Your goal – Pick out each line of the records in which the word "不加农田之赋" appears.

+++ Data listing +++

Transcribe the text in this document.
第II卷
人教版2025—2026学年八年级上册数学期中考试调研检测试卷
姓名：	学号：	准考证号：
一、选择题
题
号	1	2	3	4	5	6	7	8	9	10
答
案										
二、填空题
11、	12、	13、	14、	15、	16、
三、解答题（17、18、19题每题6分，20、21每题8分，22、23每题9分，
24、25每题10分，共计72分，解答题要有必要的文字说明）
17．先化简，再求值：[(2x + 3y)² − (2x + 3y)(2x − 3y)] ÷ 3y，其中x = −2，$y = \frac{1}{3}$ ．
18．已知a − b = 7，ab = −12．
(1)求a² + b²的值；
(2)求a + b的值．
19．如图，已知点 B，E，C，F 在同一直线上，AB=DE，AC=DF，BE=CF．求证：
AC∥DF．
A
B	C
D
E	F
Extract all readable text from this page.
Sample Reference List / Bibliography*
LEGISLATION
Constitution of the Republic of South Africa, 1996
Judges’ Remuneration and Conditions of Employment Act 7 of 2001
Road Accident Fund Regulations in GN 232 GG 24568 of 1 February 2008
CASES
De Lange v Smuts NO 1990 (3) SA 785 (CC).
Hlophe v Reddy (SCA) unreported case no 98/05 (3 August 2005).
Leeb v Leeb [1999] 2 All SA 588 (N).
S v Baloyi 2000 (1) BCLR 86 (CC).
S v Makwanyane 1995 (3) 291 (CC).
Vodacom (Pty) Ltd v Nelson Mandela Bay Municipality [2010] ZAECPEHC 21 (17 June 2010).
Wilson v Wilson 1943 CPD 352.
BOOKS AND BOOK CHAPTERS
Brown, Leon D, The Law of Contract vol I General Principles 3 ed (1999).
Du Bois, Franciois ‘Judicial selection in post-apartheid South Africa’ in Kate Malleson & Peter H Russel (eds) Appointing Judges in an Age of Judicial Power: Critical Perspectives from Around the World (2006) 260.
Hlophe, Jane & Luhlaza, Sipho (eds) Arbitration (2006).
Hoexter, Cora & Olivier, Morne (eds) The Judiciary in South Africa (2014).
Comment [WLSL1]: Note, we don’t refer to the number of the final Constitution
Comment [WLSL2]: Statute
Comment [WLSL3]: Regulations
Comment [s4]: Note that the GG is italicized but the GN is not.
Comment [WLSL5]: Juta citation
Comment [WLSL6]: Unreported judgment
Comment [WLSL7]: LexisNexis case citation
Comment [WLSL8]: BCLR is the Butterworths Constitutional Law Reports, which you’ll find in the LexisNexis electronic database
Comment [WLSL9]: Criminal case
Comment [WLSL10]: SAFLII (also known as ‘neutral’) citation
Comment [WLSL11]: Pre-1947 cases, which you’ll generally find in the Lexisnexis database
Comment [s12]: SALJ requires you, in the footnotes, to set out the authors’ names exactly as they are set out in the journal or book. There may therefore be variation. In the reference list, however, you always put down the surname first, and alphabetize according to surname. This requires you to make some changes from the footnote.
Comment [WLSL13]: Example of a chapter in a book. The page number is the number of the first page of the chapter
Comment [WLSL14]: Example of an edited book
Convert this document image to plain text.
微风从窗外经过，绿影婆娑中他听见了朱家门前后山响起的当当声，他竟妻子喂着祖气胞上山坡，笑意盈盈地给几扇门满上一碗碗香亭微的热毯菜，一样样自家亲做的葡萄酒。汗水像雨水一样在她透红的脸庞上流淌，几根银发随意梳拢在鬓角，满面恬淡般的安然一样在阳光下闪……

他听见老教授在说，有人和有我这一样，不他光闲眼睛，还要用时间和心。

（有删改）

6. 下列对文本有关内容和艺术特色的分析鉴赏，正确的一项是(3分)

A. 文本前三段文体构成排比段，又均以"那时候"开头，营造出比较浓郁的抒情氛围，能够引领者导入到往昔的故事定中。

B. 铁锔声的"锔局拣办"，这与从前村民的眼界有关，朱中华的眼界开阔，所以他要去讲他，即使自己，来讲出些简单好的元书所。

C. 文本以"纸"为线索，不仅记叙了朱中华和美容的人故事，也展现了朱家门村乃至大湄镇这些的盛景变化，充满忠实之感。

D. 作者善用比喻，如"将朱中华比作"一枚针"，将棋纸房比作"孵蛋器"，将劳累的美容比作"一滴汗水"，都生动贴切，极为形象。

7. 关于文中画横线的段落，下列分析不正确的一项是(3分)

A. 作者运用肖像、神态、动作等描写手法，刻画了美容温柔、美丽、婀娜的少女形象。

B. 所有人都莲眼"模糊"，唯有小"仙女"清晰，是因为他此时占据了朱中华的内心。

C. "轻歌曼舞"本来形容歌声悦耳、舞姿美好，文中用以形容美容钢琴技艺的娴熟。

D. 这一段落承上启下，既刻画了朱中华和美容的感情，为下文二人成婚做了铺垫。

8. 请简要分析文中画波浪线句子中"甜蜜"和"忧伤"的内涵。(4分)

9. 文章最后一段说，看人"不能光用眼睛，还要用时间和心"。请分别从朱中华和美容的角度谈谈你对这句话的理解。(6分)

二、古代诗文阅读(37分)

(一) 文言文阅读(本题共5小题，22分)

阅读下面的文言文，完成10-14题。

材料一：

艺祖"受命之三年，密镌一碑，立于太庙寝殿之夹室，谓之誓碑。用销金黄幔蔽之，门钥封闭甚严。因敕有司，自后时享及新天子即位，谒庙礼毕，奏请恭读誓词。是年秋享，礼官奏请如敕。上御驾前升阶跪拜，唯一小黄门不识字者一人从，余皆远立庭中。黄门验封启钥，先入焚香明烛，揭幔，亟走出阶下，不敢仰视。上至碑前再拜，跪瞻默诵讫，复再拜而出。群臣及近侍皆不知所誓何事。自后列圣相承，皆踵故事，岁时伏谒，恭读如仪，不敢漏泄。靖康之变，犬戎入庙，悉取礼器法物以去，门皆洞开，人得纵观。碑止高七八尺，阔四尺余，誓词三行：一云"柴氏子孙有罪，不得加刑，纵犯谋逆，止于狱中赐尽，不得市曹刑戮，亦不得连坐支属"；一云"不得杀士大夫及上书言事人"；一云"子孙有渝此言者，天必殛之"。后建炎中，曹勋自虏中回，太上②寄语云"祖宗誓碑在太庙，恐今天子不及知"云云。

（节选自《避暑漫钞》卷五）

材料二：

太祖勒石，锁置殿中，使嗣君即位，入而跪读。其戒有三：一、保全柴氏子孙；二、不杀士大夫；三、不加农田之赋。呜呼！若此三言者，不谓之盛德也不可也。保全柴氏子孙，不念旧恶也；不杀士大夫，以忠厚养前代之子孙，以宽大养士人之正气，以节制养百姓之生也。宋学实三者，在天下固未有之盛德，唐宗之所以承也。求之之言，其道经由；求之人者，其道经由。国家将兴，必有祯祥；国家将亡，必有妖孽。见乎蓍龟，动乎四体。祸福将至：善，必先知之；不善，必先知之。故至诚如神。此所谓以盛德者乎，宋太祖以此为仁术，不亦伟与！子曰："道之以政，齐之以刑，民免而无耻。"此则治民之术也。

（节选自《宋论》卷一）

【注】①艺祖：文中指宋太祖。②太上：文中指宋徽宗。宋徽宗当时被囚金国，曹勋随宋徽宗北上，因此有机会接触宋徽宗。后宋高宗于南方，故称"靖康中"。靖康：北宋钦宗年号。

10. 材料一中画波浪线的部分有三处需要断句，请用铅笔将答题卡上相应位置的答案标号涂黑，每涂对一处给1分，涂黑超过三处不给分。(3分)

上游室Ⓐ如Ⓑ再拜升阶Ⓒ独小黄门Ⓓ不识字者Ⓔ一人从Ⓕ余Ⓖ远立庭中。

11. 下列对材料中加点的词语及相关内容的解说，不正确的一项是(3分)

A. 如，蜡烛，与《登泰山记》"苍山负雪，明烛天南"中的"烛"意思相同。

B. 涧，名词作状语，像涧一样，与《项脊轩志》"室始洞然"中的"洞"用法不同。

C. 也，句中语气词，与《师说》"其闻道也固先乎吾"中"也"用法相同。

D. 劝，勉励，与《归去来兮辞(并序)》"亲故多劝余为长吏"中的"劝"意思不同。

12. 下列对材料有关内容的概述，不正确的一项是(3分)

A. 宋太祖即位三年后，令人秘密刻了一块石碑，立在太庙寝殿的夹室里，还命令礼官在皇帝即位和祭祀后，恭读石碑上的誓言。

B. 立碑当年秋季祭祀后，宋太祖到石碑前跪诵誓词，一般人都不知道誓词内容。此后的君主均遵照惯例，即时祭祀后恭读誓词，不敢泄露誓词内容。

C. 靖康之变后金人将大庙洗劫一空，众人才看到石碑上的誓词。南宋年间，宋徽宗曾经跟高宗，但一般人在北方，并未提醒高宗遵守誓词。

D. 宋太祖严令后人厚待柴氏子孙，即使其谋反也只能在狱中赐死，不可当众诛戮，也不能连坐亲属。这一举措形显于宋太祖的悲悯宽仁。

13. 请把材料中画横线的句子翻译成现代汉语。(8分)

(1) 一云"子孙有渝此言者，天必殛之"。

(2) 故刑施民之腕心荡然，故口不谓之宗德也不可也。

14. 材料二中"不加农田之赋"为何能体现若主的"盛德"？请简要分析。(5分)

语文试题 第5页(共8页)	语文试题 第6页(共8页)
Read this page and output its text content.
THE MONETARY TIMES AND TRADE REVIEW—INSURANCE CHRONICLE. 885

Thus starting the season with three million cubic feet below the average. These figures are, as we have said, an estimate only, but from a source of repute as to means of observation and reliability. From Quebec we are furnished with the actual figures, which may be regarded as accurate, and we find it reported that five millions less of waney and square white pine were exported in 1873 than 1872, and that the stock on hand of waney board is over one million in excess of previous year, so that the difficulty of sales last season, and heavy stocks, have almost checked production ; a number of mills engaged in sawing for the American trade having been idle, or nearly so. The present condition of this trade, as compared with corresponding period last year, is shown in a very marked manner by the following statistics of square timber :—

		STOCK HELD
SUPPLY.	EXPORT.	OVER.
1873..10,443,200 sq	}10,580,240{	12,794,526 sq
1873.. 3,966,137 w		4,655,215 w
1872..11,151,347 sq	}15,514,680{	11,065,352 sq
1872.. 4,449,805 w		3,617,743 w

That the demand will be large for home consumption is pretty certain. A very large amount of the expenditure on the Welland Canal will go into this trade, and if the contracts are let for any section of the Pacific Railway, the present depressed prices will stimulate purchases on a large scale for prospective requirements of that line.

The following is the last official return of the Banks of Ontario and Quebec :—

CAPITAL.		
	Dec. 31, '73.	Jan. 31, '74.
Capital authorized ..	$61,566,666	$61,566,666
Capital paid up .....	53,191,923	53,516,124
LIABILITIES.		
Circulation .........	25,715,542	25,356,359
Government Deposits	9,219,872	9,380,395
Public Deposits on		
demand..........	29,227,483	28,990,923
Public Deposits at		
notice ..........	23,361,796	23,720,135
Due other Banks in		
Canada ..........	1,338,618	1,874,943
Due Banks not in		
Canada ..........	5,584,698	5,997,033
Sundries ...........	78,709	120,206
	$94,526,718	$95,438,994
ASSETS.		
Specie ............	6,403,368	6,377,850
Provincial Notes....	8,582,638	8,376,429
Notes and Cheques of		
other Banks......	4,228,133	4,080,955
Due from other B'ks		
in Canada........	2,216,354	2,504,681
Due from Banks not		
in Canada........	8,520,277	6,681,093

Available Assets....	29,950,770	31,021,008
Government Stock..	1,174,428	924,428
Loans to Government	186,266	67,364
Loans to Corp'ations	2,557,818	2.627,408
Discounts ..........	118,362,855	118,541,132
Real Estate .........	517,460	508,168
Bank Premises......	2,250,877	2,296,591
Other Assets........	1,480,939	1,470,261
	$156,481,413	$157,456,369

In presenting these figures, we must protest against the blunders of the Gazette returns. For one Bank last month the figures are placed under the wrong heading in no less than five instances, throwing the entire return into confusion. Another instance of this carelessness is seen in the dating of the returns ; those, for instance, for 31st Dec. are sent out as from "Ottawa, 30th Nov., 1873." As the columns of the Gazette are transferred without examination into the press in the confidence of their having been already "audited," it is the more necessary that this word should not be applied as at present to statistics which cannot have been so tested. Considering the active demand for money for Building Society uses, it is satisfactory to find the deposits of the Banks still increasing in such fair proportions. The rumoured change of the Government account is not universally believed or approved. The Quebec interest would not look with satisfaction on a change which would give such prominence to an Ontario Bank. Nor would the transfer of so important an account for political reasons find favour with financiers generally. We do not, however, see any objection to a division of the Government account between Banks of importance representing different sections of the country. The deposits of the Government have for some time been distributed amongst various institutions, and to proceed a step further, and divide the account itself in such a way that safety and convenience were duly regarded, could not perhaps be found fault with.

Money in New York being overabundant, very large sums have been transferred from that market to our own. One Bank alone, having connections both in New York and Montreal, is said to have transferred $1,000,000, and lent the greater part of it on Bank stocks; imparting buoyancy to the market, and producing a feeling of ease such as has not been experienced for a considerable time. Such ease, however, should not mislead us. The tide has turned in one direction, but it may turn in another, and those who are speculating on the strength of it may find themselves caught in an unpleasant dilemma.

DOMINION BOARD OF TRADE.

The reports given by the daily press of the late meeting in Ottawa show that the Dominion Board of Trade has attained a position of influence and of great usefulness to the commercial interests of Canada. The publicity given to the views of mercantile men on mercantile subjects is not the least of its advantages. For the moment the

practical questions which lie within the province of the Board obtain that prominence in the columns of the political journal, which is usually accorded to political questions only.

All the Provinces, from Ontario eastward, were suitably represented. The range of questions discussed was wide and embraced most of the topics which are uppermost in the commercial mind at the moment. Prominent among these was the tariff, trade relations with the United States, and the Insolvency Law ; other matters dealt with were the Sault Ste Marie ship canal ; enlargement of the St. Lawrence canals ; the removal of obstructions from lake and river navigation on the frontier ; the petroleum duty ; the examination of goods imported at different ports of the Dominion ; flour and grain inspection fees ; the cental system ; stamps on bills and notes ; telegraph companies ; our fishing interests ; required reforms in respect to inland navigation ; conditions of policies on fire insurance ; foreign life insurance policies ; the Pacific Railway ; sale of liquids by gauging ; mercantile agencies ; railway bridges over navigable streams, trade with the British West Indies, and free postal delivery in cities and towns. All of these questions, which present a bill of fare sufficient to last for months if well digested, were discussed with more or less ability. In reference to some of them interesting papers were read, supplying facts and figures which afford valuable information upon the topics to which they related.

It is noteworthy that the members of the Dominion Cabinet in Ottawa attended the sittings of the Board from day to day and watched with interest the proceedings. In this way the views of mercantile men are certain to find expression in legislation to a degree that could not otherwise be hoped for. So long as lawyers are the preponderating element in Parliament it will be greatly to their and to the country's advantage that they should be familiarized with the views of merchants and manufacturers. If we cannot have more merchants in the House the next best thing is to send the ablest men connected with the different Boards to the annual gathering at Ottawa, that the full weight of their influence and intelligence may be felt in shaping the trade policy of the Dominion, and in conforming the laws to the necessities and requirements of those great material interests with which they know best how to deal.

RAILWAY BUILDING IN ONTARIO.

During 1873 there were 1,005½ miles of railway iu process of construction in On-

+++

Solution to this problem –
太祖勒石，锁置殿中，使嗣君即位，入而跪读。其戒有三：一、保全柴氏子孙；二、不杀士大夫；三、不加农田之赋。呜呼！若此三言者，不谓之盛德也不可也。保全柴氏子孙，不念旧恶也；不杀士大夫，以忠厚养前代之子孙，以宽大养士人之正气，以节制养百姓之生也。宋学实三者，在天下固未有之盛德，唐宗之所以承也。求之之言，其道经由；求之人者，其道经由。国家将兴，必有祯祥；国家将亡，必有妖孽。见乎蓍龟，动乎四体。祸福将至：善，必先知之；不善，必先知之。故至诚如神。此所谓以盛德者乎，宋太祖以此为仁术，不亦伟与！子曰："道之以政，齐之以刑，民免而无耻。"此则治民之术也。
14. 材料二中"不加农田之赋"为何能体现若主的"盛德"？请简要分析。(5分)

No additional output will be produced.